◆ TASK PROMPT
Omit the pictures, then write out every entry exactly as it reads.

◆ GIVEN RECORDS
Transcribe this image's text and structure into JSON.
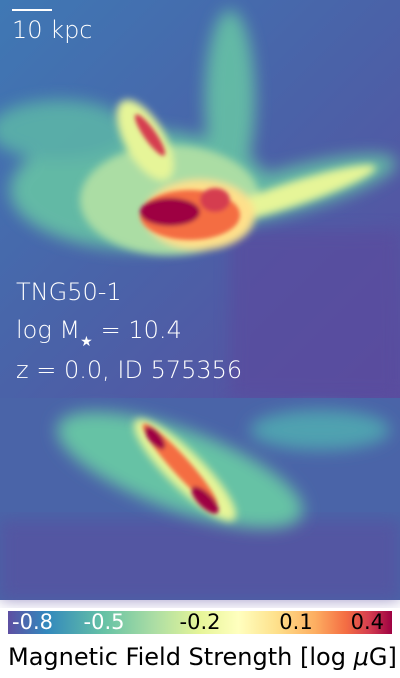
{
  "scale_bar": {
    "label": "10 kpc"
  },
  "annotations": {
    "simulation": "TNG50-1",
    "mass_label": "log M",
    "mass_subscript": "★",
    "mass_value": "= 10.4",
    "redshift_id": "z = 0.0, ID 575356"
  },
  "colorbar": {
    "range": [
      -0.8,
      0.4
    ],
    "ticks": [
      -0.8,
      -0.5,
      -0.2,
      0.1,
      0.4
    ],
    "label_start": "Magnetic Field Strength [log ",
    "label_italic": "μ",
    "label_end": "G]"
  }
}
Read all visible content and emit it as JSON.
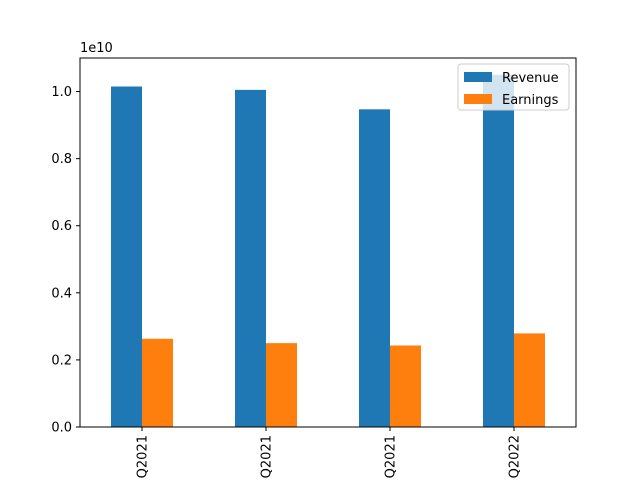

◆ RESPONSE TO THE TASK
Transcribe this image's text and structure into JSON.
{
  "scale_bar": {
    "label": "10 kpc"
  },
  "annotations": {
    "simulation": "TNG50-1",
    "mass_label": "log M",
    "mass_subscript": "★",
    "mass_value": "= 10.4",
    "redshift_id": "z = 0.0, ID 575356"
  },
  "colorbar": {
    "range": [
      -0.8,
      0.4
    ],
    "ticks": [
      -0.8,
      -0.5,
      -0.2,
      0.1,
      0.4
    ],
    "label_start": "Magnetic Field Strength [log ",
    "label_italic": "μ",
    "label_end": "G]"
  }
}
Read all visible content and emit it as JSON.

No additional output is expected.